Retype every entry word for word.
:: DATA FOR THE TASK
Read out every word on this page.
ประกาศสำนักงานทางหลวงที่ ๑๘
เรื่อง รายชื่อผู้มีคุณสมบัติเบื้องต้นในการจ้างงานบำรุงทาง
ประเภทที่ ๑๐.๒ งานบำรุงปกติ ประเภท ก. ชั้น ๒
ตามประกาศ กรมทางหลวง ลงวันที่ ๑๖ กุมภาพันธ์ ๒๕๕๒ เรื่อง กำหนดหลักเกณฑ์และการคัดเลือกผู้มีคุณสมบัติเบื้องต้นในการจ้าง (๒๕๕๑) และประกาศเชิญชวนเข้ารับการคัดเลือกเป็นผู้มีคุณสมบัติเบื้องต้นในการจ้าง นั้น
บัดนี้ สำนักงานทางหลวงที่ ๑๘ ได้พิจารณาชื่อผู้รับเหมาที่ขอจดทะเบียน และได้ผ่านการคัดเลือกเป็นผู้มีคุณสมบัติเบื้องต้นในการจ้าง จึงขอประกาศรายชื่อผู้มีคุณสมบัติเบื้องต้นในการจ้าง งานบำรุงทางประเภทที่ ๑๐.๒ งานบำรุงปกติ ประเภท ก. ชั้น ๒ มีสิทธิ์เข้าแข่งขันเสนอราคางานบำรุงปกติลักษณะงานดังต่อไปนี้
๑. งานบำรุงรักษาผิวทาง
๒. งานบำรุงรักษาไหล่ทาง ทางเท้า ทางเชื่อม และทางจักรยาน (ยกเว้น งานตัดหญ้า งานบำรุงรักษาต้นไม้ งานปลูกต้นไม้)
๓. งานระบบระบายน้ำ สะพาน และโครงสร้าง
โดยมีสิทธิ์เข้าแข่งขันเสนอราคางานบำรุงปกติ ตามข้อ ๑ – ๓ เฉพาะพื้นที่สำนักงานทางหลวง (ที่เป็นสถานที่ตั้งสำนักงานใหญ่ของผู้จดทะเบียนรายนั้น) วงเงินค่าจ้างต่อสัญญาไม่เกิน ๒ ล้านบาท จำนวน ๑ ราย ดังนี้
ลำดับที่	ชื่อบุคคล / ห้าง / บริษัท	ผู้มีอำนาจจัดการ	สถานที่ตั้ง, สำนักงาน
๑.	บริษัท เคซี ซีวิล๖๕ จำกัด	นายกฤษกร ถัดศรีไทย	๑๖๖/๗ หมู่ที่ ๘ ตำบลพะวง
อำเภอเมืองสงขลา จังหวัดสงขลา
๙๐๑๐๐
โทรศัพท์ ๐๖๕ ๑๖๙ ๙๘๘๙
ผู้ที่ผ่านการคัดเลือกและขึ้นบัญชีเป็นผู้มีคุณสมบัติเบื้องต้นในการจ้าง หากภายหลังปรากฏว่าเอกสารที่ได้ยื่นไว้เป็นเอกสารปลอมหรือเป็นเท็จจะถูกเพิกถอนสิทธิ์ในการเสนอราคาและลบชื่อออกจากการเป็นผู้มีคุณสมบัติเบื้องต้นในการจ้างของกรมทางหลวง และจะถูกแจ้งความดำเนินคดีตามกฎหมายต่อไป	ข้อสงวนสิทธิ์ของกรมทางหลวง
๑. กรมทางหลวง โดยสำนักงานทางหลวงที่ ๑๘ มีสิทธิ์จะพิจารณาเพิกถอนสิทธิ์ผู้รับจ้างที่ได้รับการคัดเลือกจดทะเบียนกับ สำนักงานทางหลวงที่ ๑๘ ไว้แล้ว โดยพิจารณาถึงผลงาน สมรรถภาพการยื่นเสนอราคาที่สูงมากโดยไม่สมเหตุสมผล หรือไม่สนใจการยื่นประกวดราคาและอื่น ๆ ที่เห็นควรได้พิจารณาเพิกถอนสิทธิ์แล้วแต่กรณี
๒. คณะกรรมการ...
::::
_CORRECT OUTPUT:_
Read out every word on this page.
ประกาศสำนักงานทางหลวงที่ ๑๘
เรื่อง รายชื่อผู้มีคุณสมบัติเบื้องต้นในการจ้างงานบำรุงทาง
ประเภทที่ ๑๐.๒ งานบำรุงปกติ ประเภท ก. ชั้น ๒
ตามประกาศ กรมทางหลวง ลงวันที่ ๑๖ กุมภาพันธ์ ๒๕๕๒ เรื่อง กำหนดหลักเกณฑ์และการคัดเลือกผู้มีคุณสมบัติเบื้องต้นในการจ้าง (๒๕๕๑) และประกาศเชิญชวนเข้ารับการคัดเลือกเป็นผู้มีคุณสมบัติเบื้องต้นในการจ้าง นั้น
บัดนี้ สำนักงานทางหลวงที่ ๑๘ ได้พิจารณาชื่อผู้รับเหมาที่ขอจดทะเบียน และได้ผ่านการคัดเลือกเป็นผู้มีคุณสมบัติเบื้องต้นในการจ้าง จึงขอประกาศรายชื่อผู้มีคุณสมบัติเบื้องต้นในการจ้าง งานบำรุงทางประเภทที่ ๑๐.๒ งานบำรุงปกติ ประเภท ก. ชั้น ๒ มีสิทธิ์เข้าแข่งขันเสนอราคางานบำรุงปกติลักษณะงานดังต่อไปนี้
๑. งานบำรุงรักษาผิวทาง
๒. งานบำรุงรักษาไหล่ทาง ทางเท้า ทางเชื่อม และทางจักรยาน (ยกเว้น งานตัดหญ้า งานบำรุงรักษาต้นไม้ งานปลูกต้นไม้)
๓. งานระบบระบายน้ำ สะพาน และโครงสร้าง
โดยมีสิทธิ์เข้าแข่งขันเสนอราคางานบำรุงปกติ ตามข้อ ๑ – ๓ เฉพาะพื้นที่สำนักงานทางหลวง (ที่เป็นสถานที่ตั้งสำนักงานใหญ่ของผู้จดทะเบียนรายนั้น) วงเงินค่าจ้างต่อสัญญาไม่เกิน ๒ ล้านบาท จำนวน ๑ ราย ดังนี้
ลำดับที่	ชื่อบุคคล / ห้าง / บริษัท	ผู้มีอำนาจจัดการ	สถานที่ตั้ง, สำนักงาน
๑.	บริษัท เคซี ซีวิล๖๕ จำกัด	นายกฤษกร ถัดศรีไทย	๑๖๖/๗ หมู่ที่ ๘ ตำบลพะวง
อำเภอเมืองสงขลา จังหวัดสงขลา
๙๐๑๐๐
โทรศัพท์ ๐๖๕ ๑๖๙ ๙๘๘๙
ผู้ที่ผ่านการคัดเลือกและขึ้นบัญชีเป็นผู้มีคุณสมบัติเบื้องต้นในการจ้าง หากภายหลังปรากฏว่าเอกสารที่ได้ยื่นไว้เป็นเอกสารปลอมหรือเป็นเท็จจะถูกเพิกถอนสิทธิ์ในการเสนอราคาและลบชื่อออกจากการเป็นผู้มีคุณสมบัติเบื้องต้นในการจ้างของกรมทางหลวง และจะถูกแจ้งความดำเนินคดีตามกฎหมายต่อไป	ข้อสงวนสิทธิ์ของกรมทางหลวง
๑. กรมทางหลวง โดยสำนักงานทางหลวงที่ ๑๘ มีสิทธิ์จะพิจารณาเพิกถอนสิทธิ์ผู้รับจ้างที่ได้รับการคัดเลือกจดทะเบียนกับ สำนักงานทางหลวงที่ ๑๘ ไว้แล้ว โดยพิจารณาถึงผลงาน สมรรถภาพการยื่นเสนอราคาที่สูงมากโดยไม่สมเหตุสมผล หรือไม่สนใจการยื่นประกวดราคาและอื่น ๆ ที่เห็นควรได้พิจารณาเพิกถอนสิทธิ์แล้วแต่กรณี
๒. คณะกรรมการ...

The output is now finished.